Directions for this task
Output all lines exactly.

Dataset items
# # # # #
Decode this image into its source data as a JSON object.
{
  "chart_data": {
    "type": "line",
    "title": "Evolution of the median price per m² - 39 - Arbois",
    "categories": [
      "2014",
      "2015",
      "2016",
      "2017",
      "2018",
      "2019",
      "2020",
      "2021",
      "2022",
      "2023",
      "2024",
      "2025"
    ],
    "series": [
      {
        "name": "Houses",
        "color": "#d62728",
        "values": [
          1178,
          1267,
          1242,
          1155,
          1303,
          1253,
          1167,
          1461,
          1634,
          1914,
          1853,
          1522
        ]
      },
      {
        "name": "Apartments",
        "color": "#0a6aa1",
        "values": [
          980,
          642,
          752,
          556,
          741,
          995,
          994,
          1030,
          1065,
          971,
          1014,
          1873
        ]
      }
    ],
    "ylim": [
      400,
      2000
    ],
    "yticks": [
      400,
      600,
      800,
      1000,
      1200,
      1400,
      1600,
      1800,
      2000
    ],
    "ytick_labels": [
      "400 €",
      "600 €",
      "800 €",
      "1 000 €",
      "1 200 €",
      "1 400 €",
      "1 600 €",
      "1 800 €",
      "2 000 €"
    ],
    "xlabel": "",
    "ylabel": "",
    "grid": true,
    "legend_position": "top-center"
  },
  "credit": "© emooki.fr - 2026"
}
# # # # #
Written solution
Decode this image into its source data as a JSON object.
{
  "chart_data": {
    "type": "line",
    "title": "Evolution of the median price per m² - 39 - Arbois",
    "categories": [
      "2014",
      "2015",
      "2016",
      "2017",
      "2018",
      "2019",
      "2020",
      "2021",
      "2022",
      "2023",
      "2024",
      "2025"
    ],
    "series": [
      {
        "name": "Houses",
        "color": "#d62728",
        "values": [
          1178,
          1267,
          1242,
          1155,
          1303,
          1253,
          1167,
          1461,
          1634,
          1914,
          1853,
          1522
        ]
      },
      {
        "name": "Apartments",
        "color": "#0a6aa1",
        "values": [
          980,
          642,
          752,
          556,
          741,
          995,
          994,
          1030,
          1065,
          971,
          1014,
          1873
        ]
      }
    ],
    "ylim": [
      400,
      2000
    ],
    "yticks": [
      400,
      600,
      800,
      1000,
      1200,
      1400,
      1600,
      1800,
      2000
    ],
    "ytick_labels": [
      "400 €",
      "600 €",
      "800 €",
      "1 000 €",
      "1 200 €",
      "1 400 €",
      "1 600 €",
      "1 800 €",
      "2 000 €"
    ],
    "xlabel": "",
    "ylabel": "",
    "grid": true,
    "legend_position": "top-center"
  },
  "credit": "© emooki.fr - 2026"
}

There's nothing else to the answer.